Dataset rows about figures

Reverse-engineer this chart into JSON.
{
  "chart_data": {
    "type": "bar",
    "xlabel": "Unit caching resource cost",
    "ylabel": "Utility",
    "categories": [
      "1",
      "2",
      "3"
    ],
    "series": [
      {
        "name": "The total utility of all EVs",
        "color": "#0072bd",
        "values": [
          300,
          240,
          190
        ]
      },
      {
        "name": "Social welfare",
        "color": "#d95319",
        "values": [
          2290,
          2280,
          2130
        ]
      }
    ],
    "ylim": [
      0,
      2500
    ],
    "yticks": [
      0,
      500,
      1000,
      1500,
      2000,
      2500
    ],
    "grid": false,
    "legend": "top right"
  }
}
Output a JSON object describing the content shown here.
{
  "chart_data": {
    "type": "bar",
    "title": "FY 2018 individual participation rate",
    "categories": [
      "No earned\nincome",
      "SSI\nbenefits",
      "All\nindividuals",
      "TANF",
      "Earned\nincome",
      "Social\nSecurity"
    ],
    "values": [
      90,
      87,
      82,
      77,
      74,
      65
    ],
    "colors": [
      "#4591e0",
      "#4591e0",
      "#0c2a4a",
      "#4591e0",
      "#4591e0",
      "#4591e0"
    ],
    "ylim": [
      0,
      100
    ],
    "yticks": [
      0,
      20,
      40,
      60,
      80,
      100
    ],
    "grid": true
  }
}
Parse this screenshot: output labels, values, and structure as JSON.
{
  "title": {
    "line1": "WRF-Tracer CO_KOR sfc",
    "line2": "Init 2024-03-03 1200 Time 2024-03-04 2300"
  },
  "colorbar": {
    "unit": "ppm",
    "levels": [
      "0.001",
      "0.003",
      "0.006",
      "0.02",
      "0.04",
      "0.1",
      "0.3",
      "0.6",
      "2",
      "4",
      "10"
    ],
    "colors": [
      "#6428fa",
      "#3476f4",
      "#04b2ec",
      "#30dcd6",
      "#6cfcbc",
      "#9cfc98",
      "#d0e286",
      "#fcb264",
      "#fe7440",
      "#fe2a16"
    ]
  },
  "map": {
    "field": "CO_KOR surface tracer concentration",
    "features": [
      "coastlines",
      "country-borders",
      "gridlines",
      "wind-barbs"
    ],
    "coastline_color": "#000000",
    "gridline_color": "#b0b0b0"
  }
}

**Exercise instructions:**
Some lines of the data may hold the word "title". Say how many do, with nothing else.

**Expected answer:**
2